Challenge: Set down the entries below word for word, starting at the very first line and ending with the line that contains "node-group-letter: C [479, 642, 489, 660]", including both of those lines.

···

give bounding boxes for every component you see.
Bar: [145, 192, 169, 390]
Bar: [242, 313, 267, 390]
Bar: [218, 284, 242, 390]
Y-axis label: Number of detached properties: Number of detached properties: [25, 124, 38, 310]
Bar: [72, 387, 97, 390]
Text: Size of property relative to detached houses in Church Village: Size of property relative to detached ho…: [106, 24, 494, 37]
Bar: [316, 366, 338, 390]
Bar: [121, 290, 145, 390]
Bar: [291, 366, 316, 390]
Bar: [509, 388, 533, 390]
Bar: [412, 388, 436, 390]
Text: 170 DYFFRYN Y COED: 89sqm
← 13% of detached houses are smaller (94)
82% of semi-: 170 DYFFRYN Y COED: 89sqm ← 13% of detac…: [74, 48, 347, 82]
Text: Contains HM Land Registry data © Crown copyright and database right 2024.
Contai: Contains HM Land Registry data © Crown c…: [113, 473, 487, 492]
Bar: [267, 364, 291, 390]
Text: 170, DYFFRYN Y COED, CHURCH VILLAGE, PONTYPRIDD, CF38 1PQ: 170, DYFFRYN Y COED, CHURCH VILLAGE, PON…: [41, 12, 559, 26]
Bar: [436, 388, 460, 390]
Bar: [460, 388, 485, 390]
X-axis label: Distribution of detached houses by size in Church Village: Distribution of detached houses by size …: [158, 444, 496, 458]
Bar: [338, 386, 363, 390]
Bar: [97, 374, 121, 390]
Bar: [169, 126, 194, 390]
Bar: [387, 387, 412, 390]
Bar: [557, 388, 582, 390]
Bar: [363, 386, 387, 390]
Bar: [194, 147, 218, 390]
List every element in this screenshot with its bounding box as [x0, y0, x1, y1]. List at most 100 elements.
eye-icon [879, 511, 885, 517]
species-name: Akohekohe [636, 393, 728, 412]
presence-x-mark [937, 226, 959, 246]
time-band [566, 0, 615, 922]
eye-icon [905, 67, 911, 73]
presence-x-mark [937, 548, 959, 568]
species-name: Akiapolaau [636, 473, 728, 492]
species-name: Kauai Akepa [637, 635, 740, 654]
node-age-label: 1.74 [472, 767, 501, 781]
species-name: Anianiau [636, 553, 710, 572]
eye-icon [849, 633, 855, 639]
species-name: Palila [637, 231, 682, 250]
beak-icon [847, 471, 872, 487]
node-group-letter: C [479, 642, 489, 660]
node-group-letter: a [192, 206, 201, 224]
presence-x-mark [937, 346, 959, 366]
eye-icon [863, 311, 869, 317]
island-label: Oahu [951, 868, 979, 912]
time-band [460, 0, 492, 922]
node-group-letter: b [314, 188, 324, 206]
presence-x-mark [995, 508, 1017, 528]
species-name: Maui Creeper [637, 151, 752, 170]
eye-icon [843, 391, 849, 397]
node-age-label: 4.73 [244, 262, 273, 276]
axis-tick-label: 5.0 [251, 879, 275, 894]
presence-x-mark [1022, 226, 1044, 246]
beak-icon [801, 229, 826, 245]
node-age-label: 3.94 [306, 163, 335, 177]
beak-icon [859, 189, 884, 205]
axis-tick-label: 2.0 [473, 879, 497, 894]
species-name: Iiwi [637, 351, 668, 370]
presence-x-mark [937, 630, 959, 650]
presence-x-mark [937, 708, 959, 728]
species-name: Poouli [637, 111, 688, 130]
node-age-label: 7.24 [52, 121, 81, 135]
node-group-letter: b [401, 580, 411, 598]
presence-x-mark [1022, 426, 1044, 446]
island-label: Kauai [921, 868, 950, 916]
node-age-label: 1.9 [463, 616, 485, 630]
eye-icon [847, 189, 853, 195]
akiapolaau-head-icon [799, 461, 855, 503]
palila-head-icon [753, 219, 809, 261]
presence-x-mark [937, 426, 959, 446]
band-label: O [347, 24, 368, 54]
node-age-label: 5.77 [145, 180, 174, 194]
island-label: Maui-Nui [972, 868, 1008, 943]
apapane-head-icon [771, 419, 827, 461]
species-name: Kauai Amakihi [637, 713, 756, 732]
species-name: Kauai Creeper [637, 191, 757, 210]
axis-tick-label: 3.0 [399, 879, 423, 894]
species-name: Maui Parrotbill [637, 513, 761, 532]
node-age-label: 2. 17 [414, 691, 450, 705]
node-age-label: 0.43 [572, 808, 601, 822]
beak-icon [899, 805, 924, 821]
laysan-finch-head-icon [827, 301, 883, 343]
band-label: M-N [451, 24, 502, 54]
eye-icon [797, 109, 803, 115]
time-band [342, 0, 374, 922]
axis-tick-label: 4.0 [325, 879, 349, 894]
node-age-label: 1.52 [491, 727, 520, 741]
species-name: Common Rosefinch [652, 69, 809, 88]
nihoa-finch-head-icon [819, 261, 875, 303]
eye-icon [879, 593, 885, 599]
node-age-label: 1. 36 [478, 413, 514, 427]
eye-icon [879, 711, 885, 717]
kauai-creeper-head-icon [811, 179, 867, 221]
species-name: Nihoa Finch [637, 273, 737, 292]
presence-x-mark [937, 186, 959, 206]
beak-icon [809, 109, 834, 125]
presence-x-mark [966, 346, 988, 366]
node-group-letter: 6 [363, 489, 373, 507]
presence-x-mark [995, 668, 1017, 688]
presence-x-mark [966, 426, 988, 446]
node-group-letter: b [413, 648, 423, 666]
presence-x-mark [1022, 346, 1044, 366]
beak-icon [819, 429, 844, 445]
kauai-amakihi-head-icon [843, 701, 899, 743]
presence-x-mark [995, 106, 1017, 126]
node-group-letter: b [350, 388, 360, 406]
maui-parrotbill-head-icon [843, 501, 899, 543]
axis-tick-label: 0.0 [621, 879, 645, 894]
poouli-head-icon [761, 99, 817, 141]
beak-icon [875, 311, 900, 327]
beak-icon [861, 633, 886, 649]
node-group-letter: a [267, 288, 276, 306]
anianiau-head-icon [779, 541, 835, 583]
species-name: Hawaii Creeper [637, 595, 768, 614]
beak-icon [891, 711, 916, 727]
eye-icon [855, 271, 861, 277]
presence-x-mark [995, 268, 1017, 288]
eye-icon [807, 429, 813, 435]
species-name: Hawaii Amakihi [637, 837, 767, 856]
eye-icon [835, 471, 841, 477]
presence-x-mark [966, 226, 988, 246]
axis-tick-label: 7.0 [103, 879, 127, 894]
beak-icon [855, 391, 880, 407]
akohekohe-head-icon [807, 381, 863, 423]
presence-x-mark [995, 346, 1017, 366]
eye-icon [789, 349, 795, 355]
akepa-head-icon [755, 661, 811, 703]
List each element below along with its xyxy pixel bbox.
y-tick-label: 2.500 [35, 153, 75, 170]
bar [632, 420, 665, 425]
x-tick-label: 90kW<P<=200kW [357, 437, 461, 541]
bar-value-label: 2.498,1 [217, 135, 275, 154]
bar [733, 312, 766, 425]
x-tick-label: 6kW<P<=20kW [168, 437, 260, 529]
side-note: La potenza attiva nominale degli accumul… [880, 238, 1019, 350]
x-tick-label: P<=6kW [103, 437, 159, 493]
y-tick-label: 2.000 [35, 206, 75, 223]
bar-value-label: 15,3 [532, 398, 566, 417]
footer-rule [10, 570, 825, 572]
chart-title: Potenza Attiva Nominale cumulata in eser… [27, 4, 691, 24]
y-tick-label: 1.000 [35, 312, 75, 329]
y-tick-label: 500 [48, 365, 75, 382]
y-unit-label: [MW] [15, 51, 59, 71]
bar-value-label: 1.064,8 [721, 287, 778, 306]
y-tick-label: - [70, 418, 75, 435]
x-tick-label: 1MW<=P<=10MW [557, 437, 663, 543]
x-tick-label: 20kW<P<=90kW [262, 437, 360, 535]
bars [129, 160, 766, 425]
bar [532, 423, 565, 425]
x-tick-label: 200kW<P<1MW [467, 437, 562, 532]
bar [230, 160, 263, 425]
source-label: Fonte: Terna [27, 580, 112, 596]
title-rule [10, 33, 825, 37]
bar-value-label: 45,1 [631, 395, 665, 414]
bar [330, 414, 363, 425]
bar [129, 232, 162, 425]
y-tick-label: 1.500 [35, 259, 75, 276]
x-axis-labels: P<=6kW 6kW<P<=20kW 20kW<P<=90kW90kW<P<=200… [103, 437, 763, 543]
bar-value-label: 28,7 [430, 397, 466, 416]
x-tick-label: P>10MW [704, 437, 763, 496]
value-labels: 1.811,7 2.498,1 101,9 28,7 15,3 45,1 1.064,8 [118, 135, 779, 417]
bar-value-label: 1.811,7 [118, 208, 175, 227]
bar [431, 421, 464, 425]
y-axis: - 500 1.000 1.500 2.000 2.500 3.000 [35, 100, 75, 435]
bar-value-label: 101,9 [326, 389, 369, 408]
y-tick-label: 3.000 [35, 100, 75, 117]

···

Answer to the exercise:
give bounding boxes for every component you see.
Bar: [145, 192, 169, 390]
Bar: [242, 313, 267, 390]
Bar: [218, 284, 242, 390]
Y-axis label: Number of detached properties: Number of detached properties: [25, 124, 38, 310]
Bar: [72, 387, 97, 390]
Text: Size of property relative to detached houses in Church Village: Size of property relative to detached ho…: [106, 24, 494, 37]
Bar: [316, 366, 338, 390]
Bar: [121, 290, 145, 390]
Bar: [291, 366, 316, 390]
Bar: [509, 388, 533, 390]
Bar: [412, 388, 436, 390]
Text: 170 DYFFRYN Y COED: 89sqm
← 13% of detached houses are smaller (94)
82% of semi-: 170 DYFFRYN Y COED: 89sqm ← 13% of detac…: [74, 48, 347, 82]
Text: Contains HM Land Registry data © Crown copyright and database right 2024.
Contai: Contains HM Land Registry data © Crown c…: [113, 473, 487, 492]
Bar: [267, 364, 291, 390]
Text: 170, DYFFRYN Y COED, CHURCH VILLAGE, PONTYPRIDD, CF38 1PQ: 170, DYFFRYN Y COED, CHURCH VILLAGE, PON…: [41, 12, 559, 26]
Bar: [436, 388, 460, 390]
Bar: [460, 388, 485, 390]
X-axis label: Distribution of detached houses by size in Church Village: Distribution of detached houses by size …: [158, 444, 496, 458]
Bar: [338, 386, 363, 390]
Bar: [97, 374, 121, 390]
Bar: [169, 126, 194, 390]
Bar: [387, 387, 412, 390]
Bar: [557, 388, 582, 390]
Bar: [363, 386, 387, 390]
Bar: [194, 147, 218, 390]
List every element in this screenshot with its bounding box as [x0, y0, x1, y1]. List at most 100 elements.
eye-icon [879, 511, 885, 517]
species-name: Akohekohe [636, 393, 728, 412]
presence-x-mark [937, 226, 959, 246]
time-band [566, 0, 615, 922]
eye-icon [905, 67, 911, 73]
presence-x-mark [937, 548, 959, 568]
species-name: Akiapolaau [636, 473, 728, 492]
species-name: Kauai Akepa [637, 635, 740, 654]
node-age-label: 1.74 [472, 767, 501, 781]
species-name: Anianiau [636, 553, 710, 572]
eye-icon [849, 633, 855, 639]
species-name: Palila [637, 231, 682, 250]
beak-icon [847, 471, 872, 487]
node-group-letter: C [479, 642, 489, 660]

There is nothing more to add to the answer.